==== Information provided ====

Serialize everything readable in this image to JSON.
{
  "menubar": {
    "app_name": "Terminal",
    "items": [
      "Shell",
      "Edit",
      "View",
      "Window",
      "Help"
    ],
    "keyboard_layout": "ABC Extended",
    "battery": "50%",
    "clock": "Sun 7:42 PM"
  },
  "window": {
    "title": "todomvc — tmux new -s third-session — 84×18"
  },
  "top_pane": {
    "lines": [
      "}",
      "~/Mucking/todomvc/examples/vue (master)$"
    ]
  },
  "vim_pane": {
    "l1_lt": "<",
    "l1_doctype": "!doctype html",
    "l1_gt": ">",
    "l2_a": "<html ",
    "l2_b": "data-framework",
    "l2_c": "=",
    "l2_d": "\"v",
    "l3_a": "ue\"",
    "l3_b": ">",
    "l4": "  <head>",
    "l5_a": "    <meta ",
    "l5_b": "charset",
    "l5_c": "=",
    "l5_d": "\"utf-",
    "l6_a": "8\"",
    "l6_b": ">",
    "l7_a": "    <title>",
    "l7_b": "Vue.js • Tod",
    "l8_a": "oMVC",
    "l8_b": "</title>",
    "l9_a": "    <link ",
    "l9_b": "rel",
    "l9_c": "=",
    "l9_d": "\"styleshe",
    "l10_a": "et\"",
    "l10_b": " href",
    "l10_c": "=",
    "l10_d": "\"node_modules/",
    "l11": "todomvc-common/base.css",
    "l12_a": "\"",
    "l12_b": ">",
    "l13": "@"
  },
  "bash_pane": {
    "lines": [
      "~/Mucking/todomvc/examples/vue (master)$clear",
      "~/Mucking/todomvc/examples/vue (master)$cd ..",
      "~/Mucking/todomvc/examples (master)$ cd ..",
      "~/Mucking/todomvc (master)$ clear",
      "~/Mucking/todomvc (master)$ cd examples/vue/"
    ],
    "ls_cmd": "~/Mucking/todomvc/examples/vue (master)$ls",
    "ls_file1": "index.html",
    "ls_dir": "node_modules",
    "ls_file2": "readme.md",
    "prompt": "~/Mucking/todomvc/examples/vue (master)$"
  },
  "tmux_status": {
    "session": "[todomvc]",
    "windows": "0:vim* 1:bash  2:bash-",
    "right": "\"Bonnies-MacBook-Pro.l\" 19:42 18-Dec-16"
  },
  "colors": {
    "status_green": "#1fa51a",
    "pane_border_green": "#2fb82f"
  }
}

====

> What this task involves
Identify the lines that hold the word "clear". Copy every one of them.

> Exercise solution
      "~/Mucking/todomvc/examples/vue (master)$clear",
      "~/Mucking/todomvc (master)$ clear",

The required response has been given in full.